### [GIVEN INSTRUCTION]
Return all of the data exactly, with nothing left out but the pictures.

### [DATA ROWS]

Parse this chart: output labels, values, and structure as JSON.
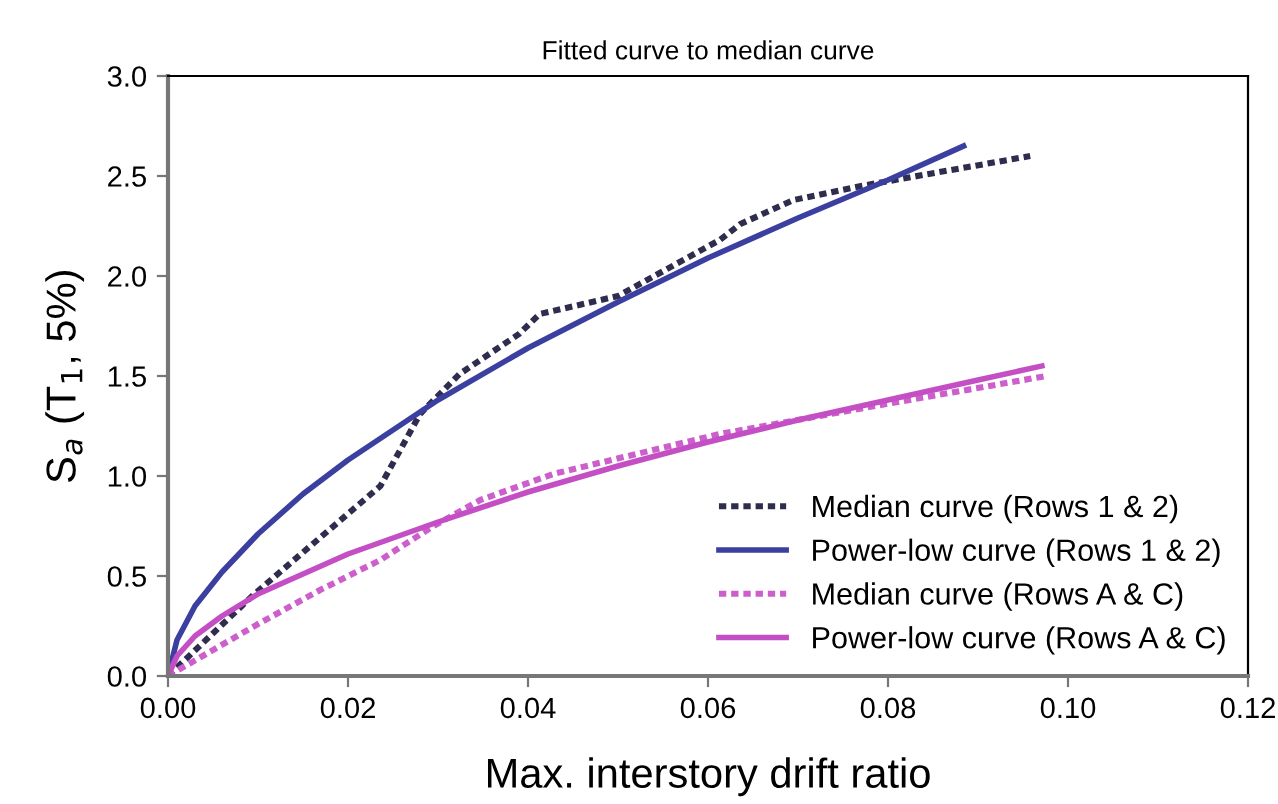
{
  "chart_data": {
    "type": "line",
    "title": "Fitted curve to median curve",
    "xlabel": "Max. interstory drift ratio",
    "ylabel": "S$_{a}$ (T$_{1}$, 5%)",
    "xlim": [
      0,
      0.12
    ],
    "xticks": [
      {
        "value": 0,
        "label": "0.00"
      },
      {
        "value": 0.02,
        "label": "0.02"
      },
      {
        "value": 0.04,
        "label": "0.04"
      },
      {
        "value": 0.06,
        "label": "0.06"
      },
      {
        "value": 0.08,
        "label": "0.08"
      },
      {
        "value": 0.1,
        "label": "0.10"
      },
      {
        "value": 0.12,
        "label": "0.12"
      }
    ],
    "ylim": [
      0,
      3
    ],
    "yticks": [
      {
        "value": 0,
        "label": "0.0"
      },
      {
        "value": 0.5,
        "label": "0.5"
      },
      {
        "value": 1,
        "label": "1.0"
      },
      {
        "value": 1.5,
        "label": "1.5"
      },
      {
        "value": 2,
        "label": "2.0"
      },
      {
        "value": 2.5,
        "label": "2.5"
      },
      {
        "value": 3,
        "label": "3.0"
      }
    ],
    "grid": false,
    "legend": "bottom right",
    "marker": "none",
    "series": [
      {
        "name": "Median curve (Rows 1 & 2)",
        "color": "#2e2d4e",
        "line_style": "dotted",
        "x": [
          0,
          0.0096,
          0.0236,
          0.028,
          0.0324,
          0.039,
          0.0413,
          0.05,
          0.0613,
          0.0636,
          0.0695,
          0.077,
          0.0958
        ],
        "values": [
          0,
          0.41,
          0.95,
          1.31,
          1.51,
          1.71,
          1.81,
          1.9,
          2.18,
          2.26,
          2.38,
          2.45,
          2.6
        ]
      },
      {
        "name": "Power-low curve (Rows 1 & 2)",
        "color": "#3b3fa0",
        "line_style": "solid",
        "x": [
          0,
          0.001,
          0.003,
          0.006,
          0.01,
          0.015,
          0.02,
          0.03,
          0.04,
          0.05,
          0.06,
          0.07,
          0.08,
          0.0884
        ],
        "values": [
          0,
          0.18,
          0.35,
          0.52,
          0.71,
          0.91,
          1.08,
          1.38,
          1.64,
          1.87,
          2.09,
          2.29,
          2.48,
          2.65
        ]
      },
      {
        "name": "Median curve (Rows A & C)",
        "color": "#cc5fcc",
        "line_style": "dotted",
        "x": [
          0,
          0.01,
          0.0169,
          0.0236,
          0.0295,
          0.0347,
          0.0428,
          0.0613,
          0.0798,
          0.0976
        ],
        "values": [
          0,
          0.26,
          0.43,
          0.58,
          0.75,
          0.88,
          1.01,
          1.21,
          1.36,
          1.5
        ]
      },
      {
        "name": "Power-low curve (Rows A & C)",
        "color": "#c44fc4",
        "line_style": "solid",
        "x": [
          0,
          0.001,
          0.003,
          0.006,
          0.01,
          0.015,
          0.02,
          0.03,
          0.04,
          0.05,
          0.06,
          0.07,
          0.08,
          0.09,
          0.0971
        ],
        "values": [
          0,
          0.1,
          0.2,
          0.3,
          0.41,
          0.51,
          0.61,
          0.77,
          0.92,
          1.05,
          1.17,
          1.28,
          1.38,
          1.48,
          1.55
        ]
      }
    ]
  }
}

### [SOLUTION FOR THIS PROBLEM]
Parse this chart: output labels, values, and structure as JSON.
{
  "chart_data": {
    "type": "line",
    "title": "Fitted curve to median curve",
    "xlabel": "Max. interstory drift ratio",
    "ylabel": "S$_{a}$ (T$_{1}$, 5%)",
    "xlim": [
      0,
      0.12
    ],
    "xticks": [
      {
        "value": 0,
        "label": "0.00"
      },
      {
        "value": 0.02,
        "label": "0.02"
      },
      {
        "value": 0.04,
        "label": "0.04"
      },
      {
        "value": 0.06,
        "label": "0.06"
      },
      {
        "value": 0.08,
        "label": "0.08"
      },
      {
        "value": 0.1,
        "label": "0.10"
      },
      {
        "value": 0.12,
        "label": "0.12"
      }
    ],
    "ylim": [
      0,
      3
    ],
    "yticks": [
      {
        "value": 0,
        "label": "0.0"
      },
      {
        "value": 0.5,
        "label": "0.5"
      },
      {
        "value": 1,
        "label": "1.0"
      },
      {
        "value": 1.5,
        "label": "1.5"
      },
      {
        "value": 2,
        "label": "2.0"
      },
      {
        "value": 2.5,
        "label": "2.5"
      },
      {
        "value": 3,
        "label": "3.0"
      }
    ],
    "grid": false,
    "legend": "bottom right",
    "marker": "none",
    "series": [
      {
        "name": "Median curve (Rows 1 & 2)",
        "color": "#2e2d4e",
        "line_style": "dotted",
        "x": [
          0,
          0.0096,
          0.0236,
          0.028,
          0.0324,
          0.039,
          0.0413,
          0.05,
          0.0613,
          0.0636,
          0.0695,
          0.077,
          0.0958
        ],
        "values": [
          0,
          0.41,
          0.95,
          1.31,
          1.51,
          1.71,
          1.81,
          1.9,
          2.18,
          2.26,
          2.38,
          2.45,
          2.6
        ]
      },
      {
        "name": "Power-low curve (Rows 1 & 2)",
        "color": "#3b3fa0",
        "line_style": "solid",
        "x": [
          0,
          0.001,
          0.003,
          0.006,
          0.01,
          0.015,
          0.02,
          0.03,
          0.04,
          0.05,
          0.06,
          0.07,
          0.08,
          0.0884
        ],
        "values": [
          0,
          0.18,
          0.35,
          0.52,
          0.71,
          0.91,
          1.08,
          1.38,
          1.64,
          1.87,
          2.09,
          2.29,
          2.48,
          2.65
        ]
      },
      {
        "name": "Median curve (Rows A & C)",
        "color": "#cc5fcc",
        "line_style": "dotted",
        "x": [
          0,
          0.01,
          0.0169,
          0.0236,
          0.0295,
          0.0347,
          0.0428,
          0.0613,
          0.0798,
          0.0976
        ],
        "values": [
          0,
          0.26,
          0.43,
          0.58,
          0.75,
          0.88,
          1.01,
          1.21,
          1.36,
          1.5
        ]
      },
      {
        "name": "Power-low curve (Rows A & C)",
        "color": "#c44fc4",
        "line_style": "solid",
        "x": [
          0,
          0.001,
          0.003,
          0.006,
          0.01,
          0.015,
          0.02,
          0.03,
          0.04,
          0.05,
          0.06,
          0.07,
          0.08,
          0.09,
          0.0971
        ],
        "values": [
          0,
          0.1,
          0.2,
          0.3,
          0.41,
          0.51,
          0.61,
          0.77,
          0.92,
          1.05,
          1.17,
          1.28,
          1.38,
          1.48,
          1.55
        ]
      }
    ]
  }
}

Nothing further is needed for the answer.